■ Instruction ■
Print every entry word for word, but omit the pictures.
---------- Records provided
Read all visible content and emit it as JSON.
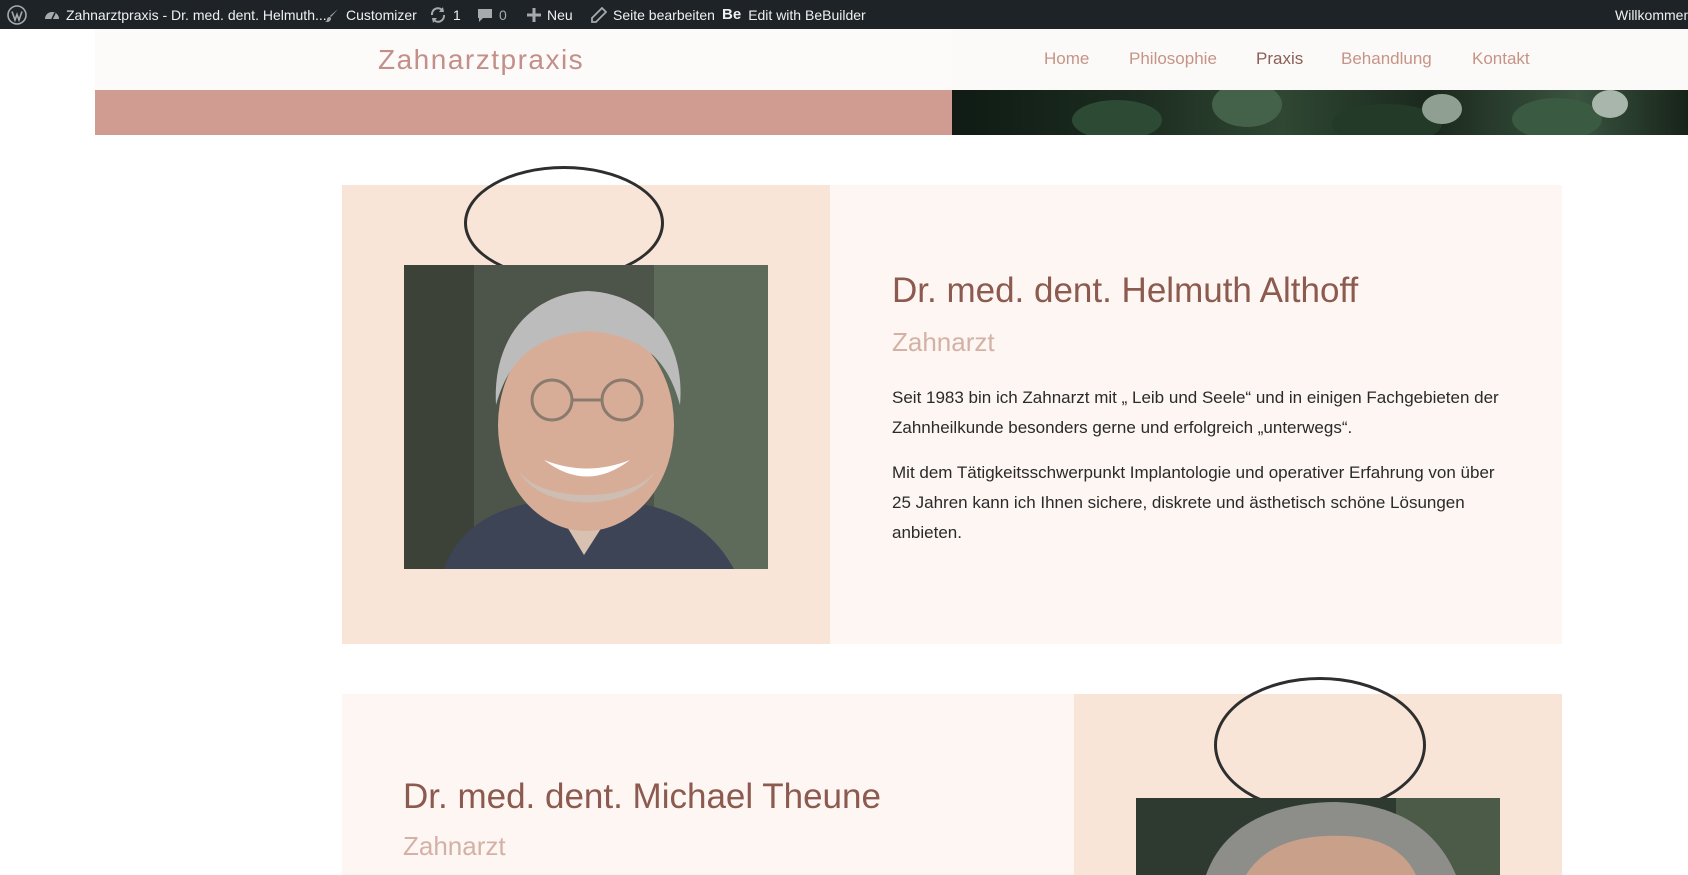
{
  "adminbar": {
    "site_title": "Zahnarztpraxis - Dr. med. dent. Helmuth...",
    "customizer": "Customizer",
    "updates_count": "1",
    "comments_count": "0",
    "new_label": "Neu",
    "edit_page": "Seite bearbeiten",
    "bebuilder_badge": "Be",
    "bebuilder": "Edit with BeBuilder",
    "welcome": "Willkommen"
  },
  "header": {
    "logo": "Zahnarztpraxis",
    "nav": [
      "Home",
      "Philosophie",
      "Praxis",
      "Behandlung",
      "Kontakt"
    ],
    "active_nav": "Praxis"
  },
  "dentists": [
    {
      "name": "Dr. med. dent. Helmuth Althoff",
      "role": "Zahnarzt",
      "paragraphs": [
        "Seit 1983 bin ich Zahnarzt mit „ Leib und Seele“ und in einigen Fachgebieten der Zahnheilkunde besonders gerne und erfolgreich „unterwegs“.",
        "Mit dem Tätigkeitsschwerpunkt Implantologie und operativer Erfahrung von über 25 Jahren kann ich Ihnen sichere, diskrete und ästhetisch schöne Lösungen anbieten."
      ]
    },
    {
      "name": "Dr. med. dent. Michael Theune",
      "role": "Zahnarzt"
    }
  ],
  "colors": {
    "adminbar_bg": "#1d2327",
    "brand_pink": "#d09b91",
    "name_brown": "#8c5a4e",
    "role_pink": "#d4b1a6",
    "panel_peach": "#f9e5d8",
    "panel_cream": "#fdf6f2"
  },
  "icons": {
    "wordpress": "wordpress-logo-icon",
    "customizer": "paintbrush-icon",
    "updates": "refresh-icon",
    "comments": "comment-bubble-icon",
    "new": "plus-icon",
    "edit": "pencil-icon"
  }
}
--------------------
■ Response to the task ■
Read all visible content and emit it as JSON.
{
  "adminbar": {
    "site_title": "Zahnarztpraxis - Dr. med. dent. Helmuth...",
    "customizer": "Customizer",
    "updates_count": "1",
    "comments_count": "0",
    "new_label": "Neu",
    "edit_page": "Seite bearbeiten",
    "bebuilder_badge": "Be",
    "bebuilder": "Edit with BeBuilder",
    "welcome": "Willkommen"
  },
  "header": {
    "logo": "Zahnarztpraxis",
    "nav": [
      "Home",
      "Philosophie",
      "Praxis",
      "Behandlung",
      "Kontakt"
    ],
    "active_nav": "Praxis"
  },
  "dentists": [
    {
      "name": "Dr. med. dent. Helmuth Althoff",
      "role": "Zahnarzt",
      "paragraphs": [
        "Seit 1983 bin ich Zahnarzt mit „ Leib und Seele“ und in einigen Fachgebieten der Zahnheilkunde besonders gerne und erfolgreich „unterwegs“.",
        "Mit dem Tätigkeitsschwerpunkt Implantologie und operativer Erfahrung von über 25 Jahren kann ich Ihnen sichere, diskrete und ästhetisch schöne Lösungen anbieten."
      ]
    },
    {
      "name": "Dr. med. dent. Michael Theune",
      "role": "Zahnarzt"
    }
  ],
  "colors": {
    "adminbar_bg": "#1d2327",
    "brand_pink": "#d09b91",
    "name_brown": "#8c5a4e",
    "role_pink": "#d4b1a6",
    "panel_peach": "#f9e5d8",
    "panel_cream": "#fdf6f2"
  },
  "icons": {
    "wordpress": "wordpress-logo-icon",
    "customizer": "paintbrush-icon",
    "updates": "refresh-icon",
    "comments": "comment-bubble-icon",
    "new": "plus-icon",
    "edit": "pencil-icon"
  }
}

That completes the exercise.